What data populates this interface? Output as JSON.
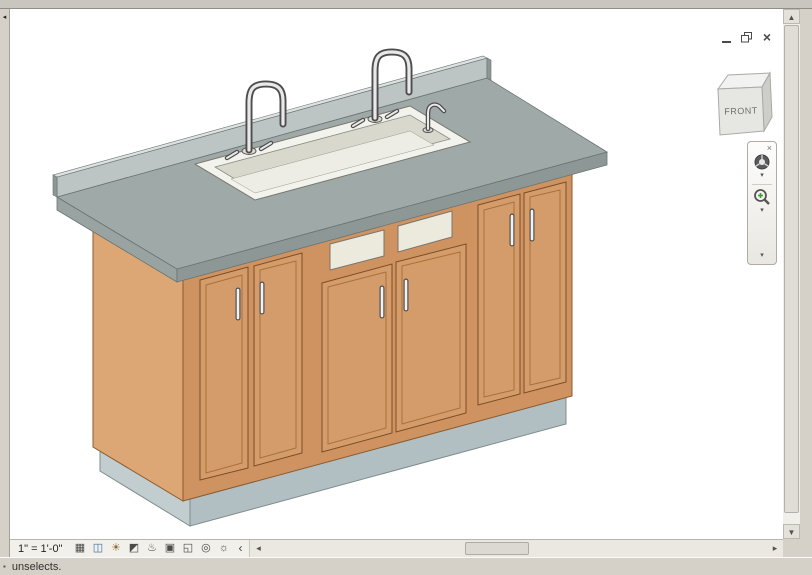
{
  "window_controls": {
    "close_glyph": "×"
  },
  "viewcube": {
    "front_label": "FRONT"
  },
  "navigation_bar": {
    "close_glyph": "×",
    "wheel_chevron": "▾",
    "zoom_chevron": "▾",
    "expand_chevron": "▾"
  },
  "view_control_bar": {
    "scale": "1\" = 1'-0\"",
    "collapse_arrow": "‹",
    "icons": [
      {
        "name": "detail-level",
        "glyph": "▦"
      },
      {
        "name": "visual-style",
        "glyph": "◫"
      },
      {
        "name": "sun-path",
        "glyph": "☀"
      },
      {
        "name": "shadows",
        "glyph": "◩"
      },
      {
        "name": "show-rendering",
        "glyph": "♨"
      },
      {
        "name": "crop-view",
        "glyph": "▣"
      },
      {
        "name": "show-crop-region",
        "glyph": "◱"
      },
      {
        "name": "temporary-hide-isolate",
        "glyph": "◎"
      },
      {
        "name": "reveal-hidden",
        "glyph": "☼"
      }
    ]
  },
  "scrollbar": {
    "up": "▲",
    "down": "▼",
    "left": "◂",
    "right": "▸",
    "panel_arrow": "◂"
  },
  "status_bar": {
    "grip": "▪",
    "text": "unselects."
  },
  "scene": {
    "colors": {
      "counter-top": "#9fa9a8",
      "counter-edge": "#8d9896",
      "counter-edge-side": "#99a3a1",
      "backsplash": "#bcc5c4",
      "backsplash-top": "#dde2e1",
      "cabinet-front": "#cf9261",
      "cabinet-side": "#dda775",
      "door": "#d59c6b",
      "door-edge": "#7c4e24",
      "door-panel": "#a87039",
      "drawer": "#ece9dd",
      "plinth-front": "#b2bfc2",
      "plinth-side": "#c2cdcf",
      "sink-rim": "#f3f3ee",
      "sink-wall": "#d8d8cd",
      "sink-floor": "#edede5",
      "faucet-dark": "#4e4e4e",
      "faucet-light": "#e9e9e9",
      "accent-green": "#3f9c35"
    }
  }
}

# [WHAT IS BEING ASKED]
Copy each line of the listing that holds the word "side".

# [TASK OUTPUT]
      "counter-edge-side": "#99a3a1",
      "cabinet-side": "#dda775",
      "plinth-side": "#c2cdcf",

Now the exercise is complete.